··· Data entries

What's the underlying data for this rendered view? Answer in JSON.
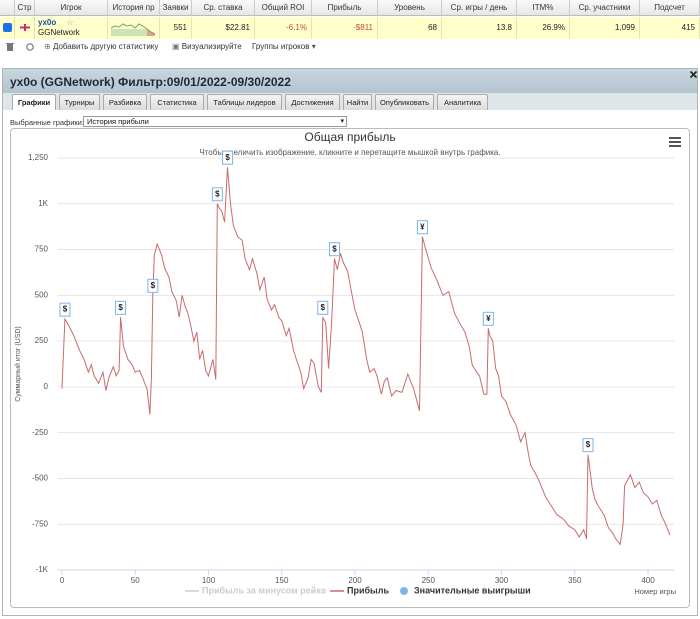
{
  "table": {
    "headers": [
      "Стр",
      "Игрок",
      "История пр",
      "Заявки",
      "Ср. ставка",
      "Общий ROI",
      "Прибыль",
      "Уровень",
      "Ср. игры / день",
      "ITM%",
      "Ср. участники",
      "Подсчет"
    ],
    "row": {
      "player": "yx0o",
      "network": "GGNetwork",
      "entries": "551",
      "avg_stake": "$22.81",
      "roi": "-6.1%",
      "profit": "-$811",
      "level": "68",
      "games_per_day": "13.8",
      "itm": "26.9%",
      "avg_field": "1,099",
      "count": "415"
    }
  },
  "toolbar": {
    "add_stat": "Добавить другую статистику",
    "visualize": "Визуализируйте",
    "groups": "Группы игроков"
  },
  "panel": {
    "title": "yx0o (GGNetwork) Фильтр:09/01/2022-09/30/2022",
    "tabs": [
      "Графики",
      "Турниры",
      "Разбивка",
      "Статистика",
      "Таблицы лидеров",
      "Достижения",
      "Найти",
      "Опубликовать",
      "Аналитика"
    ],
    "select_label": "Выбранные графики:",
    "select_value": "История прибыли"
  },
  "chart_data": {
    "type": "line",
    "title": "Общая прибыль",
    "subtitle": "Чтобы увеличить изображение, кликните и перетащите мышкой внутрь графика.",
    "y_label": "Суммарный итог (USD)",
    "x_label": "Номер игры",
    "xlim": [
      -3,
      418
    ],
    "ylim": [
      -1000,
      1250
    ],
    "xticks": [
      0,
      50,
      100,
      150,
      200,
      250,
      300,
      350,
      400
    ],
    "yticks": [
      {
        "value": -1000,
        "label": "-1K"
      },
      -750,
      -500,
      -250,
      0,
      250,
      500,
      750,
      {
        "value": 1000,
        "label": "1K"
      },
      {
        "value": 1250,
        "label": "1,250"
      }
    ],
    "grid": true,
    "series": [
      {
        "name": "Прибыль за минусом рейка",
        "color": "#cccccc",
        "visible": false
      },
      {
        "name": "Прибыль",
        "color": "#c96b6b",
        "visible": true,
        "x": [
          0,
          2,
          5,
          8,
          12,
          15,
          18,
          20,
          22,
          25,
          28,
          30,
          32,
          35,
          37,
          39,
          40,
          42,
          45,
          48,
          50,
          53,
          55,
          58,
          60,
          61,
          62,
          63,
          65,
          68,
          70,
          73,
          75,
          78,
          80,
          82,
          84,
          86,
          88,
          90,
          92,
          94,
          96,
          98,
          100,
          103,
          105,
          106,
          107,
          109,
          111,
          113,
          115,
          117,
          120,
          123,
          125,
          128,
          130,
          133,
          135,
          138,
          140,
          143,
          145,
          148,
          150,
          153,
          155,
          158,
          160,
          163,
          165,
          168,
          170,
          172,
          175,
          177,
          178,
          180,
          182,
          184,
          186,
          188,
          190,
          192,
          195,
          198,
          200,
          203,
          205,
          208,
          210,
          213,
          215,
          218,
          220,
          222,
          225,
          228,
          232,
          236,
          240,
          244,
          246,
          248,
          252,
          256,
          260,
          264,
          268,
          272,
          275,
          278,
          280,
          283,
          285,
          288,
          290,
          291,
          292,
          294,
          296,
          298,
          300,
          303,
          306,
          310,
          313,
          316,
          318,
          320,
          323,
          326,
          330,
          334,
          338,
          342,
          346,
          350,
          353,
          356,
          358,
          359,
          362,
          364,
          366,
          370,
          373,
          376,
          378,
          381,
          383,
          384,
          388,
          391,
          394,
          397,
          400,
          403,
          406,
          409,
          412,
          415
        ],
        "values": [
          -10,
          370,
          330,
          280,
          200,
          150,
          80,
          120,
          60,
          20,
          80,
          -20,
          50,
          110,
          60,
          90,
          380,
          220,
          150,
          120,
          80,
          90,
          50,
          -10,
          -150,
          50,
          500,
          720,
          780,
          720,
          650,
          600,
          520,
          470,
          380,
          500,
          440,
          400,
          330,
          250,
          300,
          150,
          200,
          90,
          60,
          150,
          40,
          1000,
          980,
          960,
          900,
          1200,
          1000,
          880,
          820,
          800,
          700,
          640,
          700,
          620,
          530,
          600,
          480,
          420,
          450,
          380,
          360,
          280,
          320,
          200,
          150,
          80,
          -10,
          50,
          150,
          130,
          0,
          -30,
          380,
          350,
          100,
          350,
          700,
          640,
          730,
          680,
          630,
          500,
          420,
          350,
          300,
          150,
          80,
          100,
          60,
          -40,
          30,
          50,
          -50,
          -20,
          -30,
          70,
          -10,
          -130,
          820,
          760,
          650,
          580,
          500,
          520,
          400,
          340,
          300,
          220,
          120,
          80,
          60,
          -40,
          -40,
          320,
          280,
          250,
          100,
          60,
          -50,
          -80,
          -150,
          -210,
          -300,
          -250,
          -350,
          -430,
          -470,
          -520,
          -600,
          -650,
          -700,
          -720,
          -760,
          -780,
          -820,
          -780,
          -830,
          -370,
          -560,
          -620,
          -650,
          -700,
          -770,
          -800,
          -830,
          -860,
          -750,
          -540,
          -480,
          -550,
          -520,
          -580,
          -600,
          -640,
          -620,
          -700,
          -750,
          -810
        ]
      }
    ],
    "big_wins": {
      "name": "Значительные выигрыши",
      "color": "#7cb5ec",
      "x": [
        2,
        40,
        62,
        106,
        113,
        178,
        186,
        246,
        291,
        359
      ],
      "values": [
        370,
        380,
        500,
        1000,
        1200,
        380,
        700,
        820,
        320,
        -370
      ],
      "labels": [
        "$",
        "$",
        "$",
        "$",
        "$",
        "$",
        "$",
        "¥",
        "¥",
        "$"
      ]
    }
  }
}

······

◆ **Exercise**
Print every entry exactly as written, without the pictures.

◆ **Worked solution**
What's the underlying data for this rendered view? Answer in JSON.
{
  "table": {
    "headers": [
      "Стр",
      "Игрок",
      "История пр",
      "Заявки",
      "Ср. ставка",
      "Общий ROI",
      "Прибыль",
      "Уровень",
      "Ср. игры / день",
      "ITM%",
      "Ср. участники",
      "Подсчет"
    ],
    "row": {
      "player": "yx0o",
      "network": "GGNetwork",
      "entries": "551",
      "avg_stake": "$22.81",
      "roi": "-6.1%",
      "profit": "-$811",
      "level": "68",
      "games_per_day": "13.8",
      "itm": "26.9%",
      "avg_field": "1,099",
      "count": "415"
    }
  },
  "toolbar": {
    "add_stat": "Добавить другую статистику",
    "visualize": "Визуализируйте",
    "groups": "Группы игроков"
  },
  "panel": {
    "title": "yx0o (GGNetwork) Фильтр:09/01/2022-09/30/2022",
    "tabs": [
      "Графики",
      "Турниры",
      "Разбивка",
      "Статистика",
      "Таблицы лидеров",
      "Достижения",
      "Найти",
      "Опубликовать",
      "Аналитика"
    ],
    "select_label": "Выбранные графики:",
    "select_value": "История прибыли"
  },
  "chart_data": {
    "type": "line",
    "title": "Общая прибыль",
    "subtitle": "Чтобы увеличить изображение, кликните и перетащите мышкой внутрь графика.",
    "y_label": "Суммарный итог (USD)",
    "x_label": "Номер игры",
    "xlim": [
      -3,
      418
    ],
    "ylim": [
      -1000,
      1250
    ],
    "xticks": [
      0,
      50,
      100,
      150,
      200,
      250,
      300,
      350,
      400
    ],
    "yticks": [
      {
        "value": -1000,
        "label": "-1K"
      },
      -750,
      -500,
      -250,
      0,
      250,
      500,
      750,
      {
        "value": 1000,
        "label": "1K"
      },
      {
        "value": 1250,
        "label": "1,250"
      }
    ],
    "grid": true,
    "series": [
      {
        "name": "Прибыль за минусом рейка",
        "color": "#cccccc",
        "visible": false
      },
      {
        "name": "Прибыль",
        "color": "#c96b6b",
        "visible": true,
        "x": [
          0,
          2,
          5,
          8,
          12,
          15,
          18,
          20,
          22,
          25,
          28,
          30,
          32,
          35,
          37,
          39,
          40,
          42,
          45,
          48,
          50,
          53,
          55,
          58,
          60,
          61,
          62,
          63,
          65,
          68,
          70,
          73,
          75,
          78,
          80,
          82,
          84,
          86,
          88,
          90,
          92,
          94,
          96,
          98,
          100,
          103,
          105,
          106,
          107,
          109,
          111,
          113,
          115,
          117,
          120,
          123,
          125,
          128,
          130,
          133,
          135,
          138,
          140,
          143,
          145,
          148,
          150,
          153,
          155,
          158,
          160,
          163,
          165,
          168,
          170,
          172,
          175,
          177,
          178,
          180,
          182,
          184,
          186,
          188,
          190,
          192,
          195,
          198,
          200,
          203,
          205,
          208,
          210,
          213,
          215,
          218,
          220,
          222,
          225,
          228,
          232,
          236,
          240,
          244,
          246,
          248,
          252,
          256,
          260,
          264,
          268,
          272,
          275,
          278,
          280,
          283,
          285,
          288,
          290,
          291,
          292,
          294,
          296,
          298,
          300,
          303,
          306,
          310,
          313,
          316,
          318,
          320,
          323,
          326,
          330,
          334,
          338,
          342,
          346,
          350,
          353,
          356,
          358,
          359,
          362,
          364,
          366,
          370,
          373,
          376,
          378,
          381,
          383,
          384,
          388,
          391,
          394,
          397,
          400,
          403,
          406,
          409,
          412,
          415
        ],
        "values": [
          -10,
          370,
          330,
          280,
          200,
          150,
          80,
          120,
          60,
          20,
          80,
          -20,
          50,
          110,
          60,
          90,
          380,
          220,
          150,
          120,
          80,
          90,
          50,
          -10,
          -150,
          50,
          500,
          720,
          780,
          720,
          650,
          600,
          520,
          470,
          380,
          500,
          440,
          400,
          330,
          250,
          300,
          150,
          200,
          90,
          60,
          150,
          40,
          1000,
          980,
          960,
          900,
          1200,
          1000,
          880,
          820,
          800,
          700,
          640,
          700,
          620,
          530,
          600,
          480,
          420,
          450,
          380,
          360,
          280,
          320,
          200,
          150,
          80,
          -10,
          50,
          150,
          130,
          0,
          -30,
          380,
          350,
          100,
          350,
          700,
          640,
          730,
          680,
          630,
          500,
          420,
          350,
          300,
          150,
          80,
          100,
          60,
          -40,
          30,
          50,
          -50,
          -20,
          -30,
          70,
          -10,
          -130,
          820,
          760,
          650,
          580,
          500,
          520,
          400,
          340,
          300,
          220,
          120,
          80,
          60,
          -40,
          -40,
          320,
          280,
          250,
          100,
          60,
          -50,
          -80,
          -150,
          -210,
          -300,
          -250,
          -350,
          -430,
          -470,
          -520,
          -600,
          -650,
          -700,
          -720,
          -760,
          -780,
          -820,
          -780,
          -830,
          -370,
          -560,
          -620,
          -650,
          -700,
          -770,
          -800,
          -830,
          -860,
          -750,
          -540,
          -480,
          -550,
          -520,
          -580,
          -600,
          -640,
          -620,
          -700,
          -750,
          -810
        ]
      }
    ],
    "big_wins": {
      "name": "Значительные выигрыши",
      "color": "#7cb5ec",
      "x": [
        2,
        40,
        62,
        106,
        113,
        178,
        186,
        246,
        291,
        359
      ],
      "values": [
        370,
        380,
        500,
        1000,
        1200,
        380,
        700,
        820,
        320,
        -370
      ],
      "labels": [
        "$",
        "$",
        "$",
        "$",
        "$",
        "$",
        "$",
        "¥",
        "¥",
        "$"
      ]
    }
  }
}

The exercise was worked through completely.